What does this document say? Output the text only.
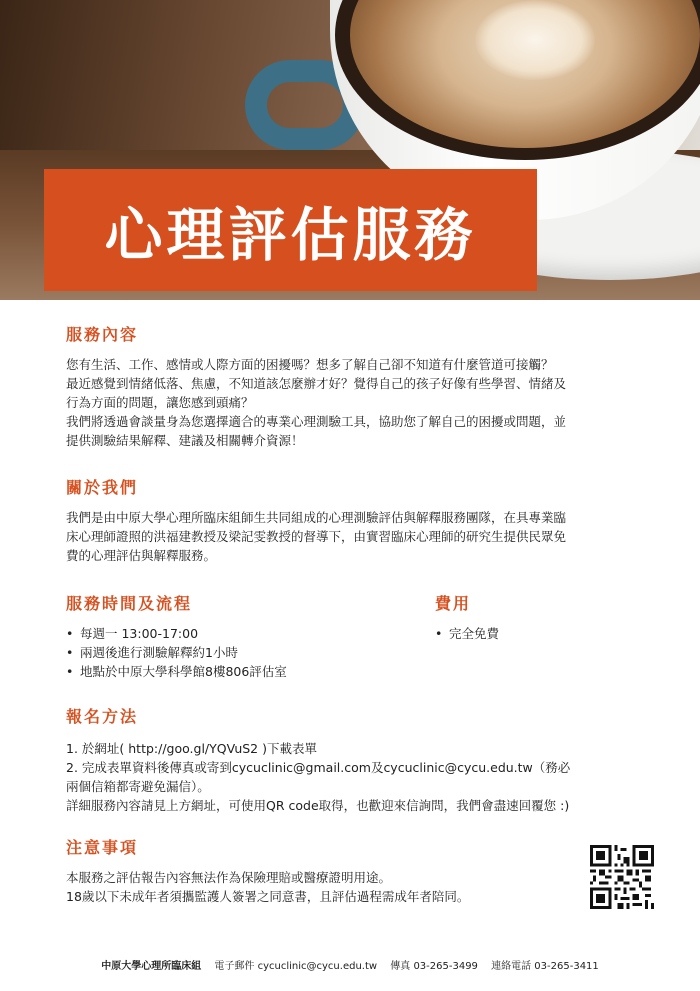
心理評估服務
服務內容

您有生活、工作、感情或人際方面的困擾嗎？想多了解自己卻不知道有什麼管道可接觸？

最近感覺到情緒低落、焦慮，不知道該怎麼辦才好？覺得自己的孩子好像有些學習、情緒及

行為方面的問題，讓您感到頭痛？

我們將透過會談量身為您選擇適合的專業心理測驗工具，協助您了解自己的困擾或問題，並

提供測驗結果解釋、建議及相關轉介資源！

關於我們

我們是由中原大學心理所臨床組師生共同組成的心理測驗評估與解釋服務團隊，在具專業臨

床心理師證照的洪福建教授及梁記雯教授的督導下，由實習臨床心理師的研究生提供民眾免

費的心理評估與解釋服務。

服務時間及流程
• 每週一 13:00-17:00
• 兩週後進行測驗解釋約1小時
• 地點於中原大學科學館8樓806評估室
費用
• 完全免費
報名方法

1. 於網址( http://goo.gl/YQVuS2 )下載表單

2. 完成表單資料後傳真或寄到cycuclinic@gmail.com及cycuclinic@cycu.edu.tw（務必

兩個信箱都寄避免漏信）。

詳細服務內容請見上方網址，可使用QR code取得，也歡迎來信詢問，我們會盡速回覆您 :)

注意事項

本服務之評估報告內容無法作為保險理賠或醫療證明用途。

18歲以下未成年者須攜監護人簽署之同意書，且評估過程需成年者陪同。

中原大學心理所臨床組 電子郵件 cycuclinic@cycu.edu.tw 傳真 03-265-3499 連絡電話 03-265-3411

◆ THE EXERCISE: Show each line holding the word "cycu".

◆ REPLY TO THE EXERCISE:
2. 完成表單資料後傳真或寄到cycuclinic@gmail.com及cycuclinic@cycu.edu.tw（務必
中原大學心理所臨床組 電子郵件 cycuclinic@cycu.edu.tw 傳真 03-265-3499 連絡電話 03-265-3411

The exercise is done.